§ **Instructions for the task**
In the data, extract each line that holds the string "JSON".

§ **Records shown**
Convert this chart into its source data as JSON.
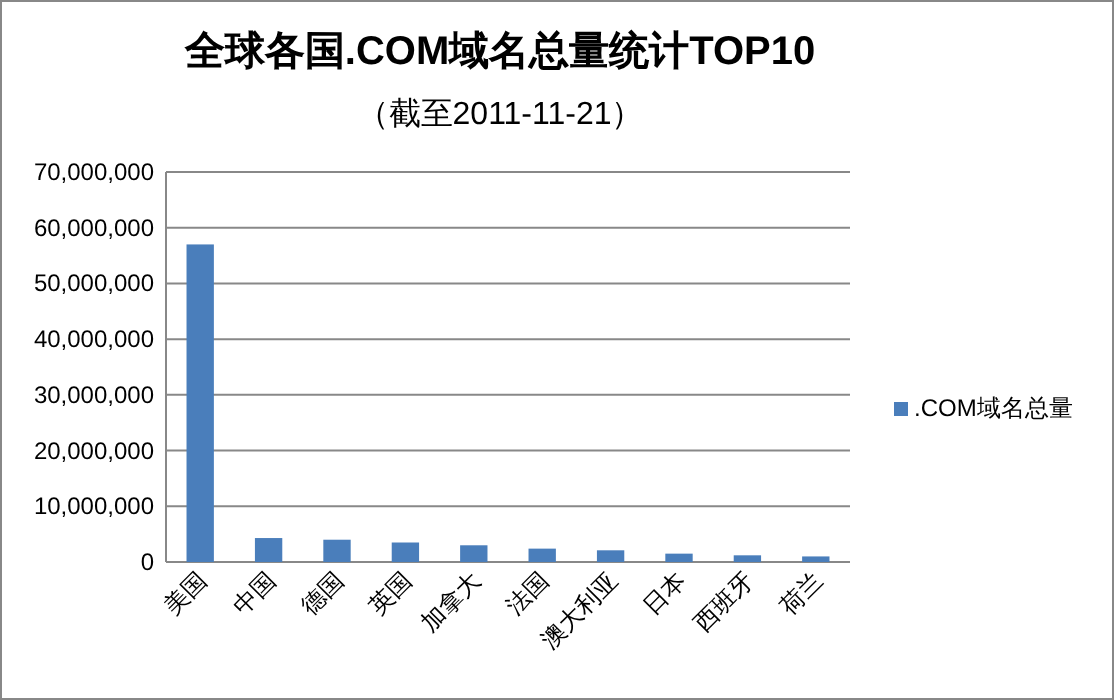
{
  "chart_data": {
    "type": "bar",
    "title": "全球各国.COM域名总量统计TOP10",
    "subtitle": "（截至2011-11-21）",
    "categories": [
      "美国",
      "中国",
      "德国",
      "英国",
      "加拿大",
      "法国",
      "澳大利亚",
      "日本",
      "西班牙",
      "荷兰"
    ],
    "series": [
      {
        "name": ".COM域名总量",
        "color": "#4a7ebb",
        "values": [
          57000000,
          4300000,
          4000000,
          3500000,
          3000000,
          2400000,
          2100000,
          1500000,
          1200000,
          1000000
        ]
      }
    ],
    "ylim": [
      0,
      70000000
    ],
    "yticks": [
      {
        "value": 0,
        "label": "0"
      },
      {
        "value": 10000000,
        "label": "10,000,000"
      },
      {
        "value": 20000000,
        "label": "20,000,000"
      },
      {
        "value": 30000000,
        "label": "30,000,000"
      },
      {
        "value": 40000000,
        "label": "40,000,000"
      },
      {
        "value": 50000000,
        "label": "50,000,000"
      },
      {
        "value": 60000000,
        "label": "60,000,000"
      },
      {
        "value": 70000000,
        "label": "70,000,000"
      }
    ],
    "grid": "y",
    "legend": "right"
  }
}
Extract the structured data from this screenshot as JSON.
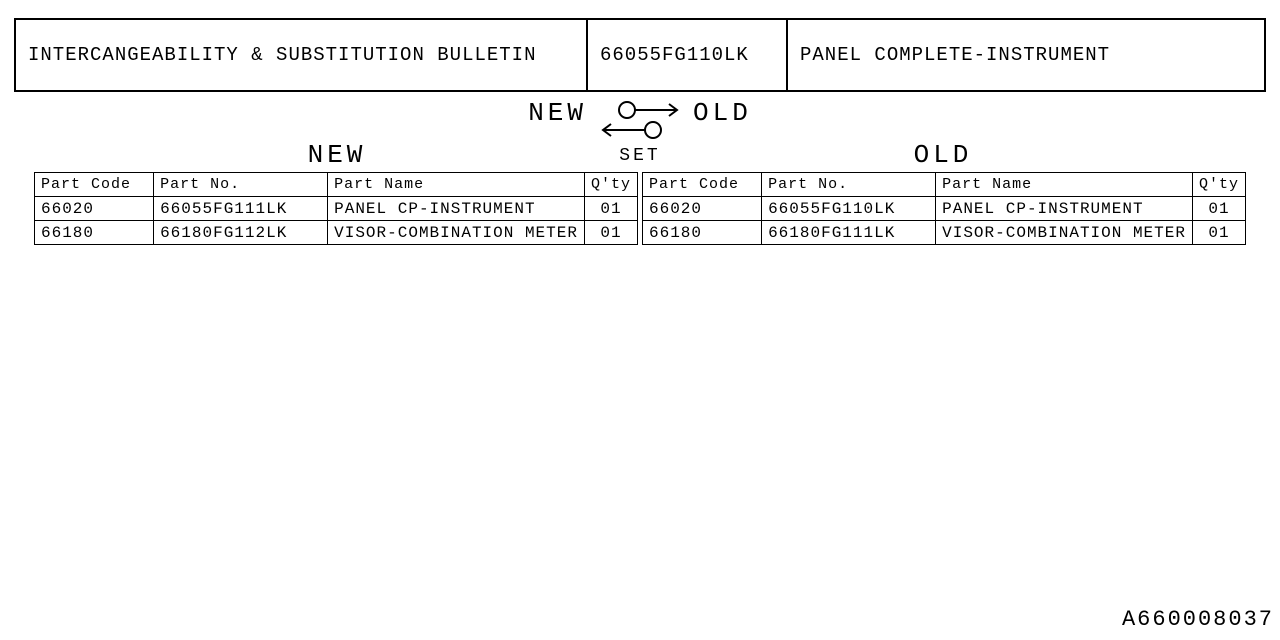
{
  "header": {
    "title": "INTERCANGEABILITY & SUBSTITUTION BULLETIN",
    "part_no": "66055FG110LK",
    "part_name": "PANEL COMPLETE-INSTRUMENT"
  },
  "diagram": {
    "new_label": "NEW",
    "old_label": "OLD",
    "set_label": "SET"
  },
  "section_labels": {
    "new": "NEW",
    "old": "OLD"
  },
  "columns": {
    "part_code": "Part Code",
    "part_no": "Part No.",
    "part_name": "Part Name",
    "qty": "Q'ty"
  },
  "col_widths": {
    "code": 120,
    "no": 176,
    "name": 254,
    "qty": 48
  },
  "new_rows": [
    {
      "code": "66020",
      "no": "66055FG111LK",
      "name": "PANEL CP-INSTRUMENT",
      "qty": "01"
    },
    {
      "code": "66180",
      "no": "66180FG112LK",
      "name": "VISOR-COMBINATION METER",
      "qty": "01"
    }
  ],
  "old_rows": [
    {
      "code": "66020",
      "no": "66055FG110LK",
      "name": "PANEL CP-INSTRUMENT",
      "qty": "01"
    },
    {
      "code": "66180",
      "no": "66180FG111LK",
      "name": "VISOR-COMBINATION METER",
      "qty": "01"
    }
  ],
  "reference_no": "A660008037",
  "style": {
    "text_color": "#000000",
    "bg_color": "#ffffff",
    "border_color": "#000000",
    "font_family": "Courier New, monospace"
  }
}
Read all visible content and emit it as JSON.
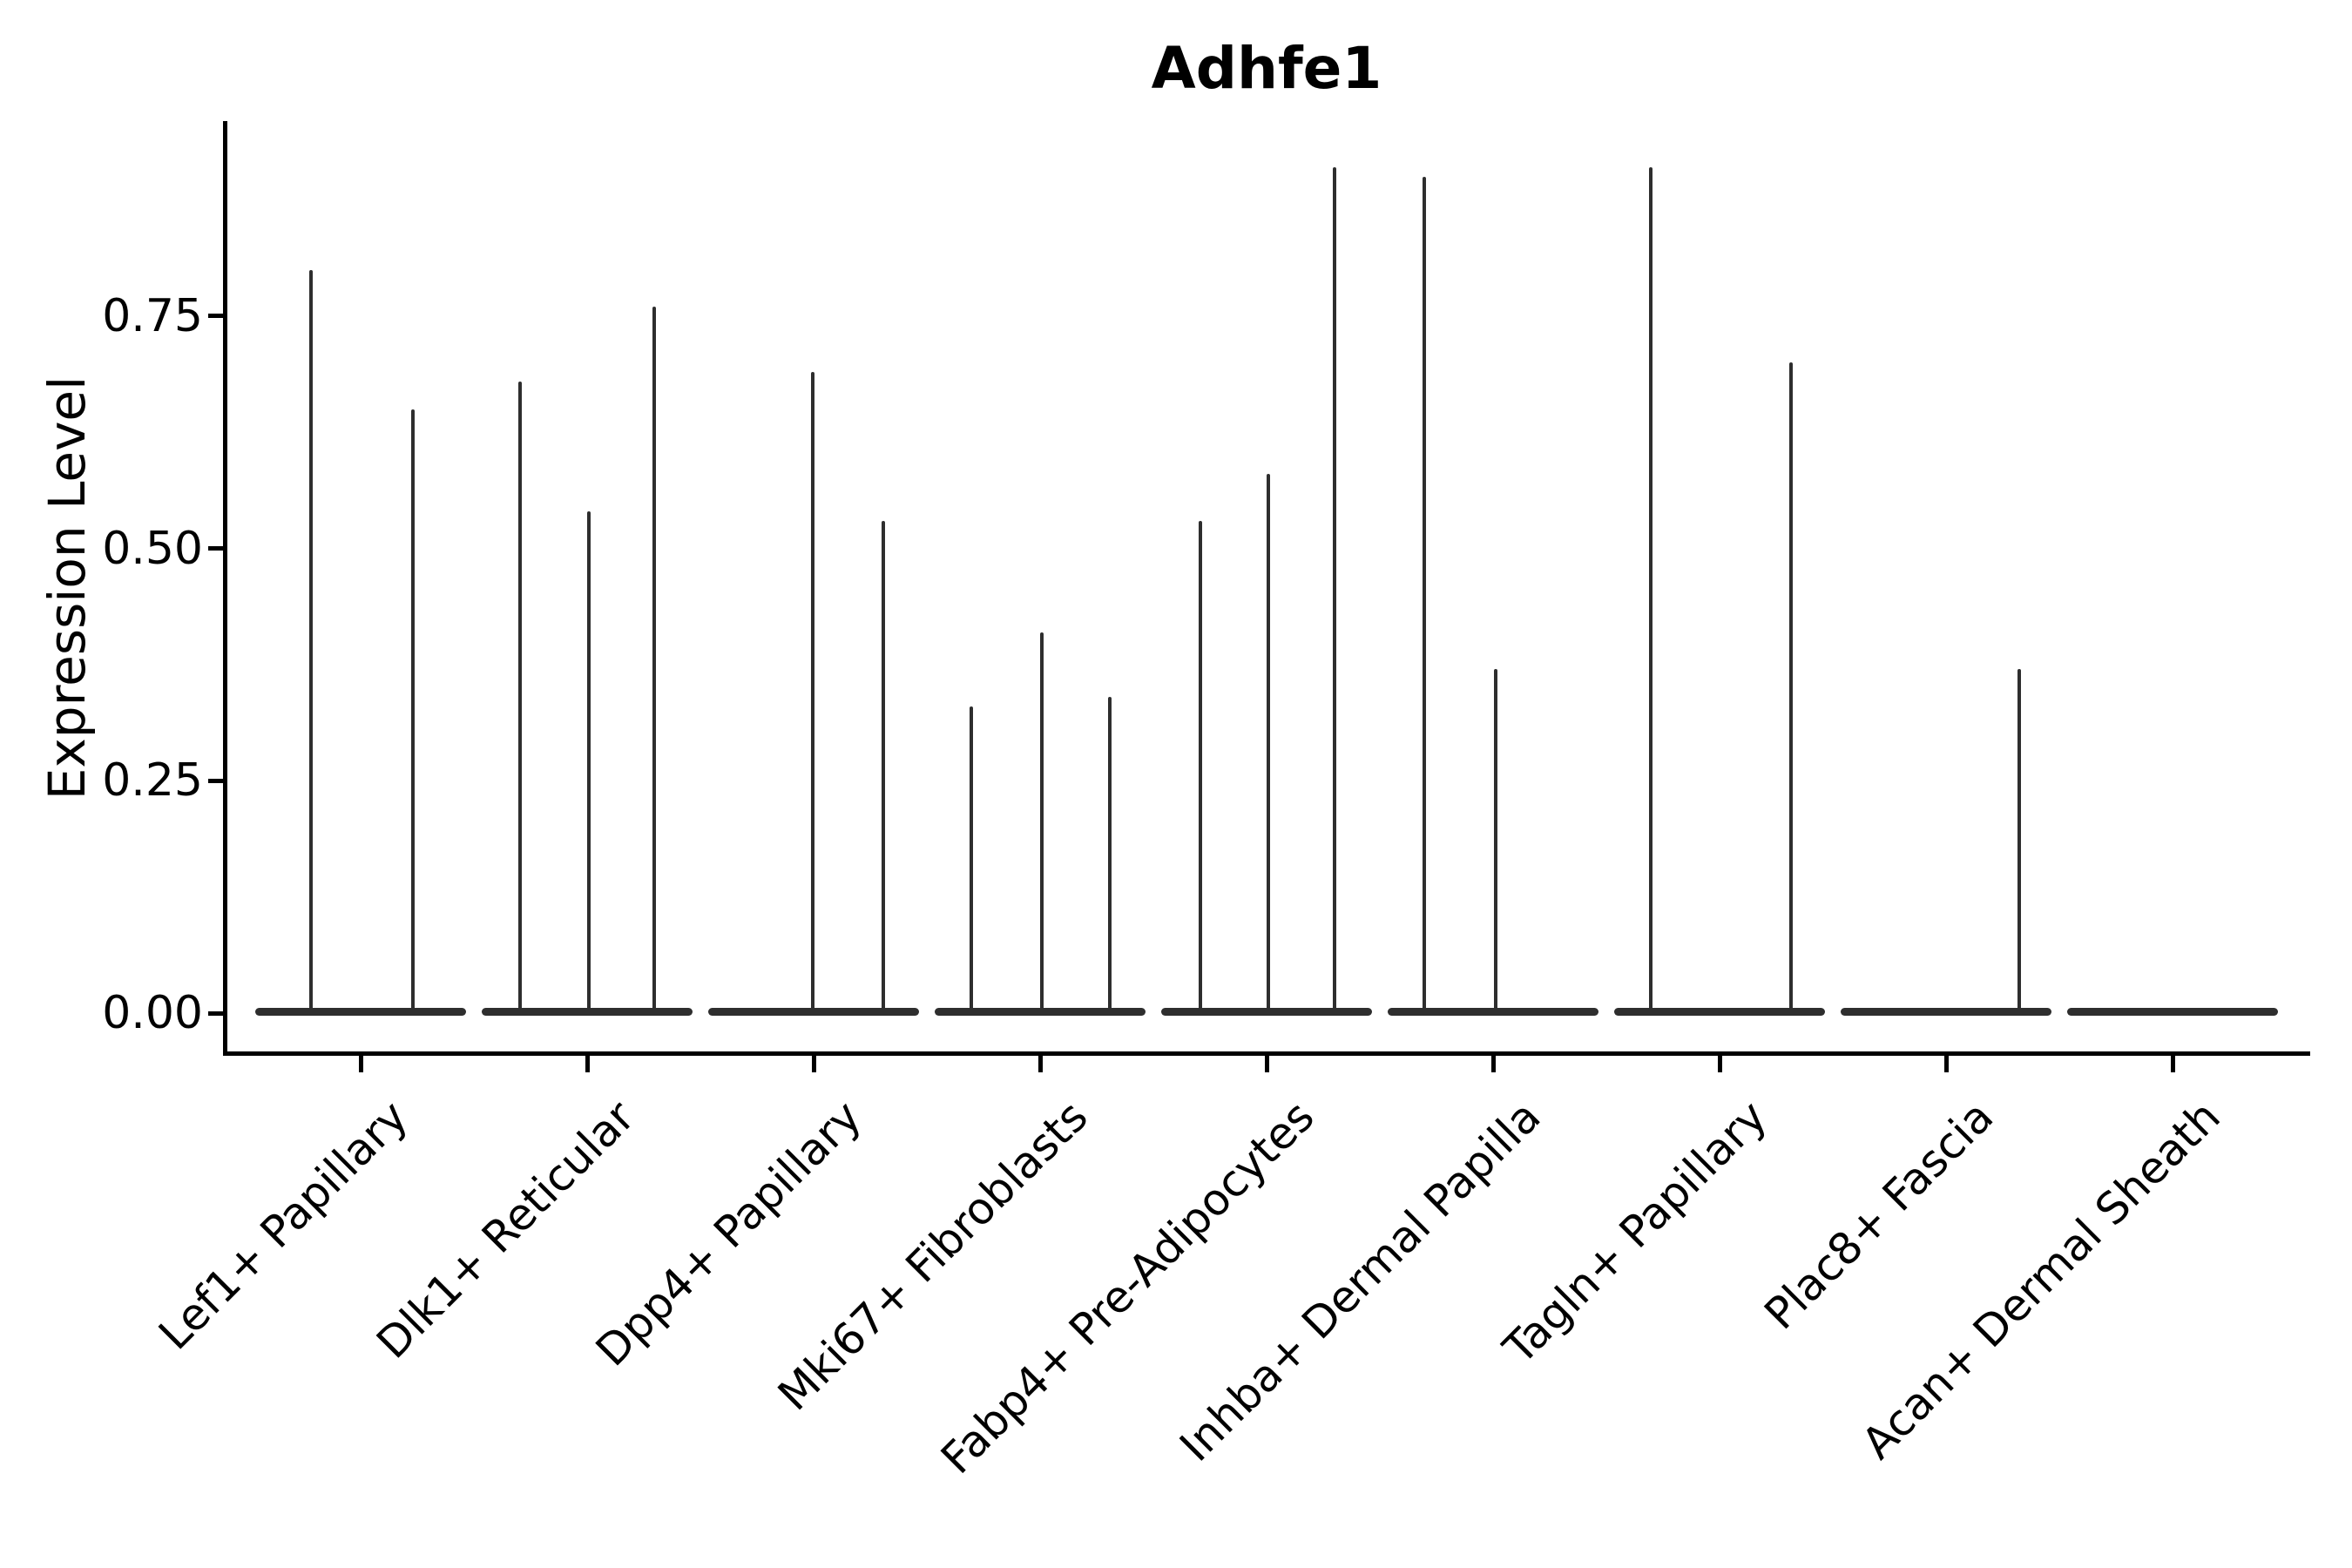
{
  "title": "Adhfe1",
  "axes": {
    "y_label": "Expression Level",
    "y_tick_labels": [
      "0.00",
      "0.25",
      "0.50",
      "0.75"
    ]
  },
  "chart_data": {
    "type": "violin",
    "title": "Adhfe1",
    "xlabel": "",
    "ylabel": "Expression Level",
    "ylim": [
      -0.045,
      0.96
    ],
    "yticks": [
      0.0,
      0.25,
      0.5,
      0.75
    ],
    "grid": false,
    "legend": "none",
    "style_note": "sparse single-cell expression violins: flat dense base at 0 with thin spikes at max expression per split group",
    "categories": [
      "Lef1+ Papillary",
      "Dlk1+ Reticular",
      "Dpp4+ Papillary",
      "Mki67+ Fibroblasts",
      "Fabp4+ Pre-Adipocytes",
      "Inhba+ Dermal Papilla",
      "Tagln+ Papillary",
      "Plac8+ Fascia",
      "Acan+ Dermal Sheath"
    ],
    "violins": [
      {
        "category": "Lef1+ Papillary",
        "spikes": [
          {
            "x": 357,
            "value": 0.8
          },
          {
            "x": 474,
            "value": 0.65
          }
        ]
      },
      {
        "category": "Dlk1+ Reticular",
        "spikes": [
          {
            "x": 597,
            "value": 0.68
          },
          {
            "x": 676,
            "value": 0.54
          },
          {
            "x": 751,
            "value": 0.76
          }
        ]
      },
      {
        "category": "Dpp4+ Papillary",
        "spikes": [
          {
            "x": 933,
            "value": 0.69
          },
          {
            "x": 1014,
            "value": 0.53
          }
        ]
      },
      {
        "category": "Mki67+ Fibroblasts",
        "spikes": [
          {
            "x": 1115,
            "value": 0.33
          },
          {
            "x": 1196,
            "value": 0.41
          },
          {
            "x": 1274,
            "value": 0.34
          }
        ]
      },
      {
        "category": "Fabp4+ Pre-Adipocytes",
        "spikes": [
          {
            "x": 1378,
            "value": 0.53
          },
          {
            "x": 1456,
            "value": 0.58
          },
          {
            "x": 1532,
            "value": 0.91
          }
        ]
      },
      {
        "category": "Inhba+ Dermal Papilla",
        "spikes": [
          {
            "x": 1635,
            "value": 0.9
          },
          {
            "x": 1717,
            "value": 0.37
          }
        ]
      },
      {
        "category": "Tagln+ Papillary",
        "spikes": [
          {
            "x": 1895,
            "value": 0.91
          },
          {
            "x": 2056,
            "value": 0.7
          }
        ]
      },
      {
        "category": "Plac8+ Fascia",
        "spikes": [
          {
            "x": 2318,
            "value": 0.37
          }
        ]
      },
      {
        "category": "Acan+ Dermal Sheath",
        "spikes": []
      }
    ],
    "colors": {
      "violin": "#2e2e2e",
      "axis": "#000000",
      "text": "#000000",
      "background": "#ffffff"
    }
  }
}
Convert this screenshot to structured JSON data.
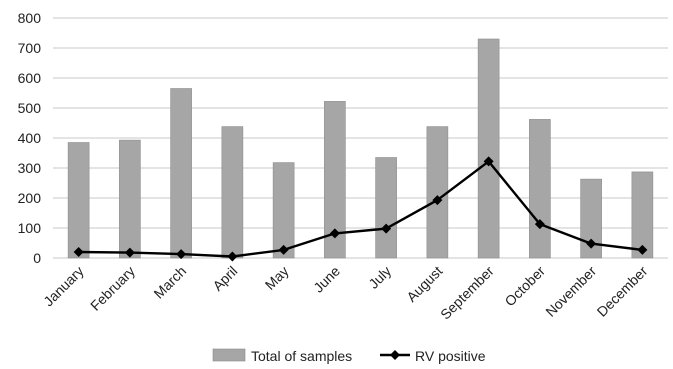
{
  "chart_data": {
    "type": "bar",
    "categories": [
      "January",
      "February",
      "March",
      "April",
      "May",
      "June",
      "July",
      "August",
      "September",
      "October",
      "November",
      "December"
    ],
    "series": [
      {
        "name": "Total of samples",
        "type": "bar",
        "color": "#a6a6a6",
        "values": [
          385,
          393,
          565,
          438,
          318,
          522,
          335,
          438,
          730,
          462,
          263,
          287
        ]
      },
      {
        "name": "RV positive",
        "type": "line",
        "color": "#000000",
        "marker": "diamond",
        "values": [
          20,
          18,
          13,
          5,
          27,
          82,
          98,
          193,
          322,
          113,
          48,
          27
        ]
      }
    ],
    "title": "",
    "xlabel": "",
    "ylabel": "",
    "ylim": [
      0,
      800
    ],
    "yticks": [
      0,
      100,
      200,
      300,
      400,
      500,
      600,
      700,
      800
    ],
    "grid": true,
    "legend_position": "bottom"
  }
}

§ **Solution to this problem**
Convert this chart into its source data as JSON.
Extract the structured data from this screenshot as JSON.
Read all visible content and emit it as JSON.
Convert this screenshot to structured JSON data.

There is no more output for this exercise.